Goal: Quote the whole listing exactly. Leave the pictures out of your copy.

Input records:
"""

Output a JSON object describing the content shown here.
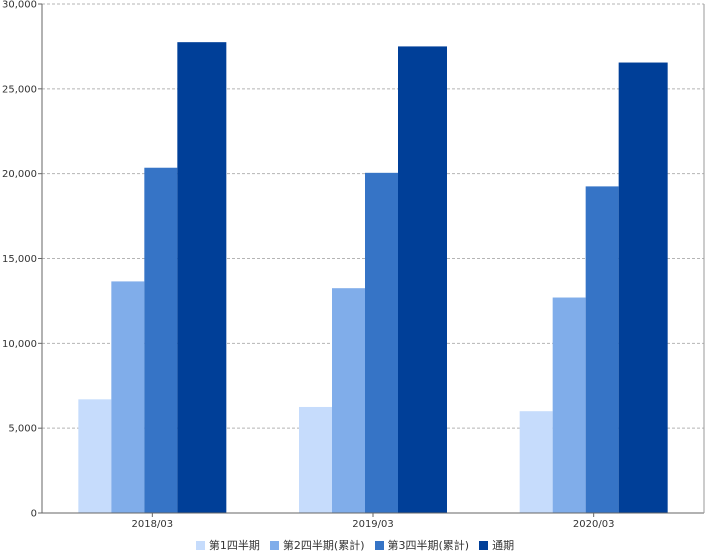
{
  "chart_data": {
    "type": "bar",
    "title": "",
    "xlabel": "",
    "ylabel": "",
    "categories": [
      "2018/03",
      "2019/03",
      "2020/03"
    ],
    "series": [
      {
        "name": "第1四半期",
        "color": "#c6dcfc",
        "values": [
          6700,
          6250,
          6000
        ]
      },
      {
        "name": "第2四半期(累計)",
        "color": "#80adea",
        "values": [
          13650,
          13250,
          12700
        ]
      },
      {
        "name": "第3四半期(累計)",
        "color": "#3674c6",
        "values": [
          20350,
          20050,
          19250
        ]
      },
      {
        "name": "通期",
        "color": "#003f98",
        "values": [
          27750,
          27500,
          26550
        ]
      }
    ],
    "ylim": [
      0,
      30000
    ],
    "yticks": [
      "0",
      "5,000",
      "10,000",
      "15,000",
      "20,000",
      "25,000",
      "30,000"
    ],
    "grid": true,
    "legend_position": "bottom"
  }
}
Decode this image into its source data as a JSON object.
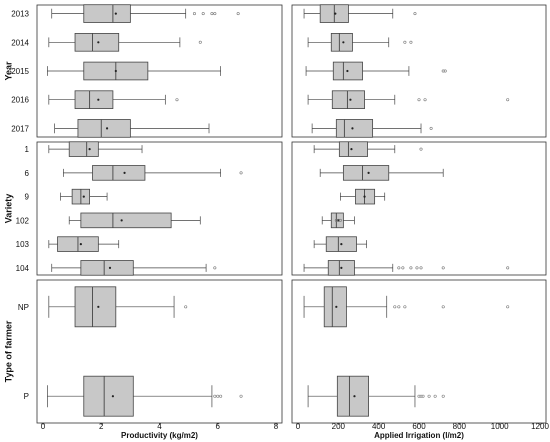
{
  "colors": {
    "box_fill": "#c8c8c8",
    "box_stroke": "#444444",
    "panel_stroke": "#333333",
    "outlier": "#777777",
    "mean_marker": "#222222"
  },
  "chart_data": {
    "type": "boxplot",
    "orientation": "horizontal",
    "grid": false,
    "columns": [
      {
        "id": "productivity",
        "xlabel": "Productivity (kg/m2)",
        "xlim": [
          0,
          8
        ],
        "ticks": [
          0,
          2,
          4,
          6,
          8
        ]
      },
      {
        "id": "irrigation",
        "xlabel": "Applied Irrigation (l/m2)",
        "xlim": [
          0,
          1200
        ],
        "ticks": [
          0,
          200,
          400,
          600,
          800,
          1000,
          1200
        ]
      }
    ],
    "groups": [
      {
        "label": "Year",
        "categories": [
          "2013",
          "2014",
          "2015",
          "2016",
          "2017"
        ],
        "productivity": [
          {
            "min": 0.3,
            "q1": 1.4,
            "median": 2.4,
            "q3": 3.0,
            "max": 4.9,
            "mean": 2.5,
            "outliers": [
              5.2,
              5.5,
              5.8,
              5.9,
              6.7
            ]
          },
          {
            "min": 0.2,
            "q1": 1.1,
            "median": 1.7,
            "q3": 2.6,
            "max": 4.7,
            "mean": 1.9,
            "outliers": [
              5.4
            ]
          },
          {
            "min": 0.15,
            "q1": 1.4,
            "median": 2.5,
            "q3": 3.6,
            "max": 6.1,
            "mean": 2.5,
            "outliers": []
          },
          {
            "min": 0.2,
            "q1": 1.1,
            "median": 1.6,
            "q3": 2.4,
            "max": 4.2,
            "mean": 1.9,
            "outliers": [
              4.6
            ]
          },
          {
            "min": 0.4,
            "q1": 1.2,
            "median": 2.0,
            "q3": 3.0,
            "max": 5.7,
            "mean": 2.2,
            "outliers": []
          }
        ],
        "irrigation": [
          {
            "min": 30,
            "q1": 110,
            "median": 180,
            "q3": 250,
            "max": 470,
            "mean": 185,
            "outliers": [
              580
            ]
          },
          {
            "min": 50,
            "q1": 165,
            "median": 205,
            "q3": 270,
            "max": 450,
            "mean": 225,
            "outliers": [
              530,
              560
            ]
          },
          {
            "min": 40,
            "q1": 175,
            "median": 225,
            "q3": 320,
            "max": 550,
            "mean": 245,
            "outliers": [
              720,
              730
            ]
          },
          {
            "min": 50,
            "q1": 170,
            "median": 245,
            "q3": 330,
            "max": 480,
            "mean": 260,
            "outliers": [
              600,
              630,
              1040
            ]
          },
          {
            "min": 70,
            "q1": 190,
            "median": 230,
            "q3": 370,
            "max": 610,
            "mean": 270,
            "outliers": [
              660
            ]
          }
        ]
      },
      {
        "label": "Variety",
        "categories": [
          "1",
          "6",
          "9",
          "102",
          "103",
          "104"
        ],
        "productivity": [
          {
            "min": 0.2,
            "q1": 0.9,
            "median": 1.5,
            "q3": 1.9,
            "max": 3.4,
            "mean": 1.6,
            "outliers": []
          },
          {
            "min": 0.7,
            "q1": 1.7,
            "median": 2.4,
            "q3": 3.5,
            "max": 6.1,
            "mean": 2.8,
            "outliers": [
              6.8
            ]
          },
          {
            "min": 0.6,
            "q1": 1.0,
            "median": 1.3,
            "q3": 1.6,
            "max": 2.2,
            "mean": 1.4,
            "outliers": []
          },
          {
            "min": 0.9,
            "q1": 1.3,
            "median": 2.4,
            "q3": 4.4,
            "max": 5.4,
            "mean": 2.7,
            "outliers": []
          },
          {
            "min": 0.2,
            "q1": 0.5,
            "median": 1.2,
            "q3": 1.9,
            "max": 2.6,
            "mean": 1.3,
            "outliers": []
          },
          {
            "min": 0.3,
            "q1": 1.3,
            "median": 2.1,
            "q3": 3.1,
            "max": 5.6,
            "mean": 2.3,
            "outliers": [
              5.9
            ]
          }
        ],
        "irrigation": [
          {
            "min": 80,
            "q1": 205,
            "median": 250,
            "q3": 345,
            "max": 480,
            "mean": 265,
            "outliers": [
              610
            ]
          },
          {
            "min": 110,
            "q1": 225,
            "median": 320,
            "q3": 450,
            "max": 720,
            "mean": 350,
            "outliers": []
          },
          {
            "min": 210,
            "q1": 285,
            "median": 330,
            "q3": 380,
            "max": 430,
            "mean": 330,
            "outliers": []
          },
          {
            "min": 120,
            "q1": 165,
            "median": 190,
            "q3": 225,
            "max": 280,
            "mean": 200,
            "outliers": [
              190,
              200,
              210
            ]
          },
          {
            "min": 80,
            "q1": 140,
            "median": 200,
            "q3": 290,
            "max": 340,
            "mean": 215,
            "outliers": []
          },
          {
            "min": 30,
            "q1": 150,
            "median": 205,
            "q3": 280,
            "max": 470,
            "mean": 215,
            "outliers": [
              500,
              520,
              560,
              590,
              610,
              720,
              1040
            ]
          }
        ]
      },
      {
        "label": "Type of farmer",
        "categories": [
          "NP",
          "P"
        ],
        "productivity": [
          {
            "min": 0.2,
            "q1": 1.1,
            "median": 1.7,
            "q3": 2.5,
            "max": 4.5,
            "mean": 1.9,
            "outliers": [
              4.9
            ]
          },
          {
            "min": 0.15,
            "q1": 1.4,
            "median": 2.1,
            "q3": 3.1,
            "max": 5.8,
            "mean": 2.4,
            "outliers": [
              5.9,
              6.0,
              6.1,
              6.8
            ]
          }
        ],
        "irrigation": [
          {
            "min": 30,
            "q1": 130,
            "median": 170,
            "q3": 240,
            "max": 440,
            "mean": 190,
            "outliers": [
              480,
              500,
              530,
              720,
              1040
            ]
          },
          {
            "min": 50,
            "q1": 195,
            "median": 255,
            "q3": 350,
            "max": 580,
            "mean": 280,
            "outliers": [
              600,
              610,
              620,
              650,
              680,
              720
            ]
          }
        ]
      }
    ]
  }
}
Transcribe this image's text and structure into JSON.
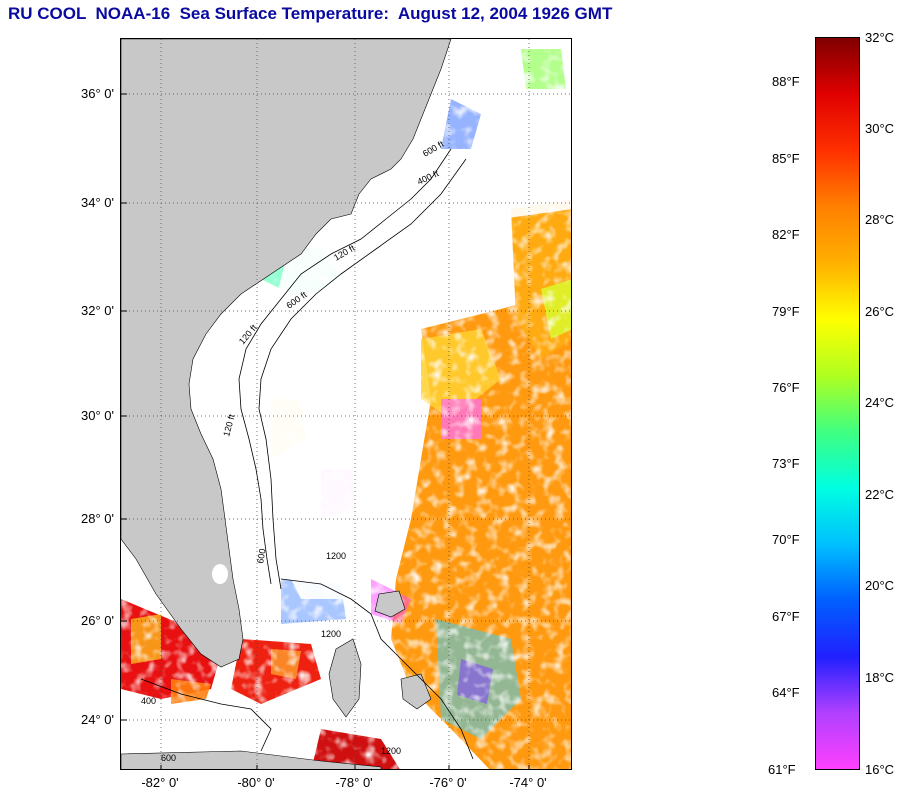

"""

The result:
Output a JSON object describing the content shown here.
{
  "chart_data": {
    "type": "bar",
    "title": "",
    "xlabel": "",
    "ylabel": "",
    "categories": [
      "2018/03",
      "2019/03",
      "2020/03"
    ],
    "series": [
      {
        "name": "第1四半期",
        "color": "#c6dcfc",
        "values": [
          6700,
          6250,
          6000
        ]
      },
      {
        "name": "第2四半期(累計)",
        "color": "#80adea",
        "values": [
          13650,
          13250,
          12700
        ]
      },
      {
        "name": "第3四半期(累計)",
        "color": "#3674c6",
        "values": [
          20350,
          20050,
          19250
        ]
      },
      {
        "name": "通期",
        "color": "#003f98",
        "values": [
          27750,
          27500,
          26550
        ]
      }
    ],
    "ylim": [
      0,
      30000
    ],
    "yticks": [
      "0",
      "5,000",
      "10,000",
      "15,000",
      "20,000",
      "25,000",
      "30,000"
    ],
    "grid": true,
    "legend_position": "bottom"
  }
}
Decode this image into its source data as a JSON object.
{
  "colors": {
    "box_fill": "#c8c8c8",
    "box_stroke": "#444444",
    "panel_stroke": "#333333",
    "outlier": "#777777",
    "mean_marker": "#222222"
  },
  "chart_data": {
    "type": "boxplot",
    "orientation": "horizontal",
    "grid": false,
    "columns": [
      {
        "id": "productivity",
        "xlabel": "Productivity (kg/m2)",
        "xlim": [
          0,
          8
        ],
        "ticks": [
          0,
          2,
          4,
          6,
          8
        ]
      },
      {
        "id": "irrigation",
        "xlabel": "Applied Irrigation (l/m2)",
        "xlim": [
          0,
          1200
        ],
        "ticks": [
          0,
          200,
          400,
          600,
          800,
          1000,
          1200
        ]
      }
    ],
    "groups": [
      {
        "label": "Year",
        "categories": [
          "2013",
          "2014",
          "2015",
          "2016",
          "2017"
        ],
        "productivity": [
          {
            "min": 0.3,
            "q1": 1.4,
            "median": 2.4,
            "q3": 3.0,
            "max": 4.9,
            "mean": 2.5,
            "outliers": [
              5.2,
              5.5,
              5.8,
              5.9,
              6.7
            ]
          },
          {
            "min": 0.2,
            "q1": 1.1,
            "median": 1.7,
            "q3": 2.6,
            "max": 4.7,
            "mean": 1.9,
            "outliers": [
              5.4
            ]
          },
          {
            "min": 0.15,
            "q1": 1.4,
            "median": 2.5,
            "q3": 3.6,
            "max": 6.1,
            "mean": 2.5,
            "outliers": []
          },
          {
            "min": 0.2,
            "q1": 1.1,
            "median": 1.6,
            "q3": 2.4,
            "max": 4.2,
            "mean": 1.9,
            "outliers": [
              4.6
            ]
          },
          {
            "min": 0.4,
            "q1": 1.2,
            "median": 2.0,
            "q3": 3.0,
            "max": 5.7,
            "mean": 2.2,
            "outliers": []
          }
        ],
        "irrigation": [
          {
            "min": 30,
            "q1": 110,
            "median": 180,
            "q3": 250,
            "max": 470,
            "mean": 185,
            "outliers": [
              580
            ]
          },
          {
            "min": 50,
            "q1": 165,
            "median": 205,
            "q3": 270,
            "max": 450,
            "mean": 225,
            "outliers": [
              530,
              560
            ]
          },
          {
            "min": 40,
            "q1": 175,
            "median": 225,
            "q3": 320,
            "max": 550,
            "mean": 245,
            "outliers": [
              720,
              730
            ]
          },
          {
            "min": 50,
            "q1": 170,
            "median": 245,
            "q3": 330,
            "max": 480,
            "mean": 260,
            "outliers": [
              600,
              630,
              1040
            ]
          },
          {
            "min": 70,
            "q1": 190,
            "median": 230,
            "q3": 370,
            "max": 610,
            "mean": 270,
            "outliers": [
              660
            ]
          }
        ]
      },
      {
        "label": "Variety",
        "categories": [
          "1",
          "6",
          "9",
          "102",
          "103",
          "104"
        ],
        "productivity": [
          {
            "min": 0.2,
            "q1": 0.9,
            "median": 1.5,
            "q3": 1.9,
            "max": 3.4,
            "mean": 1.6,
            "outliers": []
          },
          {
            "min": 0.7,
            "q1": 1.7,
            "median": 2.4,
            "q3": 3.5,
            "max": 6.1,
            "mean": 2.8,
            "outliers": [
              6.8
            ]
          },
          {
            "min": 0.6,
            "q1": 1.0,
            "median": 1.3,
            "q3": 1.6,
            "max": 2.2,
            "mean": 1.4,
            "outliers": []
          },
          {
            "min": 0.9,
            "q1": 1.3,
            "median": 2.4,
            "q3": 4.4,
            "max": 5.4,
            "mean": 2.7,
            "outliers": []
          },
          {
            "min": 0.2,
            "q1": 0.5,
            "median": 1.2,
            "q3": 1.9,
            "max": 2.6,
            "mean": 1.3,
            "outliers": []
          },
          {
            "min": 0.3,
            "q1": 1.3,
            "median": 2.1,
            "q3": 3.1,
            "max": 5.6,
            "mean": 2.3,
            "outliers": [
              5.9
            ]
          }
        ],
        "irrigation": [
          {
            "min": 80,
            "q1": 205,
            "median": 250,
            "q3": 345,
            "max": 480,
            "mean": 265,
            "outliers": [
              610
            ]
          },
          {
            "min": 110,
            "q1": 225,
            "median": 320,
            "q3": 450,
            "max": 720,
            "mean": 350,
            "outliers": []
          },
          {
            "min": 210,
            "q1": 285,
            "median": 330,
            "q3": 380,
            "max": 430,
            "mean": 330,
            "outliers": []
          },
          {
            "min": 120,
            "q1": 165,
            "median": 190,
            "q3": 225,
            "max": 280,
            "mean": 200,
            "outliers": [
              190,
              200,
              210
            ]
          },
          {
            "min": 80,
            "q1": 140,
            "median": 200,
            "q3": 290,
            "max": 340,
            "mean": 215,
            "outliers": []
          },
          {
            "min": 30,
            "q1": 150,
            "median": 205,
            "q3": 280,
            "max": 470,
            "mean": 215,
            "outliers": [
              500,
              520,
              560,
              590,
              610,
              720,
              1040
            ]
          }
        ]
      },
      {
        "label": "Type of farmer",
        "categories": [
          "NP",
          "P"
        ],
        "productivity": [
          {
            "min": 0.2,
            "q1": 1.1,
            "median": 1.7,
            "q3": 2.5,
            "max": 4.5,
            "mean": 1.9,
            "outliers": [
              4.9
            ]
          },
          {
            "min": 0.15,
            "q1": 1.4,
            "median": 2.1,
            "q3": 3.1,
            "max": 5.8,
            "mean": 2.4,
            "outliers": [
              5.9,
              6.0,
              6.1,
              6.8
            ]
          }
        ],
        "irrigation": [
          {
            "min": 30,
            "q1": 130,
            "median": 170,
            "q3": 240,
            "max": 440,
            "mean": 190,
            "outliers": [
              480,
              500,
              530,
              720,
              1040
            ]
          },
          {
            "min": 50,
            "q1": 195,
            "median": 255,
            "q3": 350,
            "max": 580,
            "mean": 280,
            "outliers": [
              600,
              610,
              620,
              650,
              680,
              720
            ]
          }
        ]
      }
    ]
  }
}
Transcribe this image's text and structure into JSON.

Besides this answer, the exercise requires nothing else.